> [EXCERPT PROVIDED]
# RWD differential help



## Joel (Jul 29, 2008)

Not sure where to put this, I did a quick search on google and didn't find much. All I found was that a differential is supposed to apply equal torque to both wheels.
I spun up the wheels again (on stands) with a 12V battery and I noticed that one wheel was spinning faster than the other. At one point, one wheel wasn't moving at all, I was able to push it with my foot to get it spinning again, but there seemed to be some sort of resistance.

Now I thought it might be rusty brakes or something, but when I put the gear into reverse, the wheels switched. (the right side had trouble spinning and the left spun just fine)

I put the gear back into 1st/2nd and it stayed that way.

simply put, I am not getting equal torque on my rear wheels. Is this normal because it is up on stands? (no load). (i hope so, i really dont want to take it to a mechanic)

-Joel
http://joelclemens.colinr.ca


----------



## Tubularfab (Sep 25, 2008)

Actually an open differential does anything but provide equal torque to the wheels. By open I mean any standard diff that is not a limited slip. A differential simply allows the wheels to turn at different speeds when going around a corner. If you jack up the car and spin the motor the wheel with the least resitance (bearing and brake drag) will spin the fastest.

I can't help but reference a movie here - My Cousin Vinny. Watch Marissa Tomei in that movie explain how a differential works.

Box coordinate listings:
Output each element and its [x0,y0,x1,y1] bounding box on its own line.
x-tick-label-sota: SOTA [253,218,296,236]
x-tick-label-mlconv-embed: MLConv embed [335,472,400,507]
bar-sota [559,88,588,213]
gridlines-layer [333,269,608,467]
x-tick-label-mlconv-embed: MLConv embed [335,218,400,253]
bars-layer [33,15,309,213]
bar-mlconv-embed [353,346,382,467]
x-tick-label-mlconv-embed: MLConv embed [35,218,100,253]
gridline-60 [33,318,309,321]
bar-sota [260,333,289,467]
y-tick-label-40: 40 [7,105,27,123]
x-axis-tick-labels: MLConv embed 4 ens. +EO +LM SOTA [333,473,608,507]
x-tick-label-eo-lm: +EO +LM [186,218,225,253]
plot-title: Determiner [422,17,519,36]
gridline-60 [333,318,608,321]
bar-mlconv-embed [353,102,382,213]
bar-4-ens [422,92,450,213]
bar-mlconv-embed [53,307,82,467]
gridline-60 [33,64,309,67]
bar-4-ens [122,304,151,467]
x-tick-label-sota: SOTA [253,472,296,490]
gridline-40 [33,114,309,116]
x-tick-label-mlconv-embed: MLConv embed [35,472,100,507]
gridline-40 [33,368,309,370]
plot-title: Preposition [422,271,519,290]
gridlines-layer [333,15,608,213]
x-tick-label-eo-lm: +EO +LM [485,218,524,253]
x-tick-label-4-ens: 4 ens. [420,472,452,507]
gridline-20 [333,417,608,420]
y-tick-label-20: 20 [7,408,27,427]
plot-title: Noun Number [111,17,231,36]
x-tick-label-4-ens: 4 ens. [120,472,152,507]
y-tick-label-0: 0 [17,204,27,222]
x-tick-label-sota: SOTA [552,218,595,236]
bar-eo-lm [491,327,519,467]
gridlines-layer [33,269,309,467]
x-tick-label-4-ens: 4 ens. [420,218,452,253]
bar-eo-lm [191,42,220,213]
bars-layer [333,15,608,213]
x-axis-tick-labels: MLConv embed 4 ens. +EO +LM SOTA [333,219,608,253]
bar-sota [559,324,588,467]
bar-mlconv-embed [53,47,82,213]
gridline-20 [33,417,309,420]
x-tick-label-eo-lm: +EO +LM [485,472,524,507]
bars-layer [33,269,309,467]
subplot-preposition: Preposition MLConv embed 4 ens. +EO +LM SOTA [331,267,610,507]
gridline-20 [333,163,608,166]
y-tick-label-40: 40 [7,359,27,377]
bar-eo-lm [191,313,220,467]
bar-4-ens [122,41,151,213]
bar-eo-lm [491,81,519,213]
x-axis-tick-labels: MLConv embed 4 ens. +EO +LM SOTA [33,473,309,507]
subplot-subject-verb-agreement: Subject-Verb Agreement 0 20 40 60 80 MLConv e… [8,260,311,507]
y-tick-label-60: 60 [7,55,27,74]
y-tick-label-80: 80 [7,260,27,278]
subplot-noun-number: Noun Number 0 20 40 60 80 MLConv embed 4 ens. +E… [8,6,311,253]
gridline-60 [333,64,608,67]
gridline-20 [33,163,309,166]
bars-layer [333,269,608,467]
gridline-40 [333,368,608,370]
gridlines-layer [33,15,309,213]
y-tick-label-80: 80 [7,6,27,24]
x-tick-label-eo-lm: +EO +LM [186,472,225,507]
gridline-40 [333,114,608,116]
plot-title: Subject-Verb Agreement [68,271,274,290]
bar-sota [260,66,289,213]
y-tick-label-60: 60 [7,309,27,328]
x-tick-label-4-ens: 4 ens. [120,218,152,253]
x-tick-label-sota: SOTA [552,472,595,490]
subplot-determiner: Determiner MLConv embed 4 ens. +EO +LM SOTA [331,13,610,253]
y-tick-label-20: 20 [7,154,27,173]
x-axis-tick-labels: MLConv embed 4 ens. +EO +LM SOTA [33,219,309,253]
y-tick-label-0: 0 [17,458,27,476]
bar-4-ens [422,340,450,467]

> [OBJECTIVE] Write the next part of the forum thread on the rear-wheel-drive differential, picking up after its last post. The entries have no connection to the forum thread about the rear-wheel-drive differential.

> [TASK OUTPUT]
----------



## Joel (Jul 29, 2008)

ah, thats somewhat encouraging, i'm not sure what kind i have. it seems to be the more common one found on trucks with RWD (engine and transmission is up front) (89 ford ranger)

I found this and it helped a bit.

(goes to http://web.mit.edu/2.972/www/reports/differential/differential.html)


----------



## Tubularfab (Sep 25, 2008)

On an '89 ford ranger I doubt you'd have a limited slip. There should be a little tag under one of the bolts on the rear cover for the diff that will tell you, though. It will have several numbers, one of which indicates the ratio (3.54, 3.73, etc) and if it is a limited slip it would have an L or LS right next to the number.

At any rate, I doubt you have any mechanical problems of note in your truck - the one tire spinning more than the other is not indicating any problems. As you mentioned rust on the brakes, etc will cause a little drag, and that's probably all you're seeing.

Jason



Joel said:


> ah, thats somewhat encouraging, i'm not sure what kind i have. it seems to be the more common one found on trucks with RWD (engine and transmission is up front) (89 ford ranger)
> 
> I found this and it helped a bit.
> 
> (goes to http://web.mit.edu/2.972/www/reports/differential/differential.html)


----------



## Coley (Jul 26, 2007)

The picture could be more accurate with the names of the parts.

What they call a Sun gear is actually an axle gear.

What they call a planet pinion is actually a spider gear.

A rear end has NO planetary gear setups in it, but auto transmissions do.

The two wheels will usually turn at different speeds, as mentioned, on an open (non-posi) rear end.


----------



## CNCRouterman (May 5, 2008)

An Open Differential WILL provide (nominally) equal torque to both wheels, Tubularfab understands it I think, but is mis-stating things a little. The reference to "My Cousin Vinnei" is quite good, but the bottom line is that the torque is the same to both wheels. The key here is that in order to have effective torque, you have to have traction (resistance). Net result is that for an open diff, your maximum effective torque is equal to the torque generated by the wheel with the poorest traction.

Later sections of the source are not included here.